_TEXTO APRESENTADO_:

'''

No Dicionário da Língua Portuguesa Contemporânea da Academia das Ciências de Lisboa, o substantivo drunfo encontra-se registado como termo da gíria, de origem obscura, e tem a seguinte definição: «Qualquer comprimido sedativo, em especial, os hipnóticos.» O verbo drunfar é derivado de drunfo, e o adjectivo drunfado corresponde à forma participial do verbo.

Pergunta:

Estou a fazer uma tradução e há a frase «sorriso fechado»... O que é que significa esta frase?

Obrigada!

Resposta:

O adjectivo fechado tem muitos significados, entre os quais o seguinte: «diz-se de fisionomia séria, grave, que não transmite emoção» (segundo o Dicionário Houaiss da Língua Portuguesa). Assim, um «sorriso fechado» será um sorriso que revela pouco ou nada sobre as emoções de quem sorri.

Pergunta:

Gostaria de saber se a seguinte frase se pontua ou não com dois-pontos, uma vez que não há qualquer verbo que introduz o discurso directo.

«No entanto, ela não reagiu como Afonso gostaria:
— Tu não sabes o que dizes, Afonso!»

Obrigada.

'''

_MATERIAL FORNECIDO_:

'''

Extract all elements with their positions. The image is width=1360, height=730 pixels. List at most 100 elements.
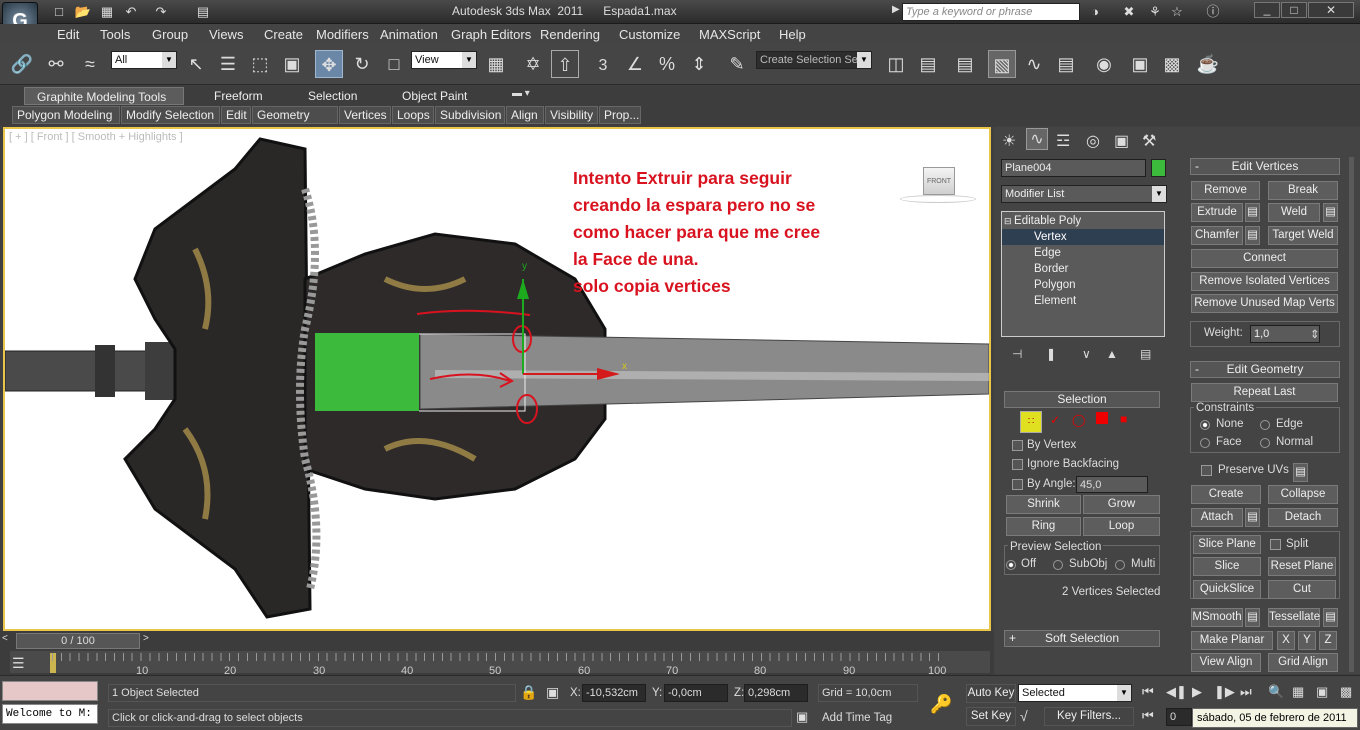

'''

_INSTRUÇÃO A_: No texto apresentado, qual é a definição do substantivo «drunfo» no dicionário da Academia das Ciências de Lisboa?
_INSTRUÇÃO B_: Transcreva do texto apresentado o trecho de "Estou a fazer" a "o discurso directo.".

_RESPOSTA COMPLETA A_: «Qualquer comprimido sedativo, em especial, os hipnóticos.»

_RESPOSTA COMPLETA B_:
Estou a fazer uma tradução e há a frase «sorriso fechado»... O que é que significa esta frase?

Obrigada!

Resposta:

O adjectivo fechado tem muitos significados, entre os quais o seguinte: «diz-se de fisionomia séria, grave, que não transmite emoção» (segundo o Dicionário Houaiss da Língua Portuguesa). Assim, um «sorriso fechado» será um sorriso que revela pouco ou nada sobre as emoções de quem sorri.

Pergunta:

Gostaria de saber se a seguinte frase se pontua ou não com dois-pontos, uma vez que não há qualquer verbo que introduz o discurso directo.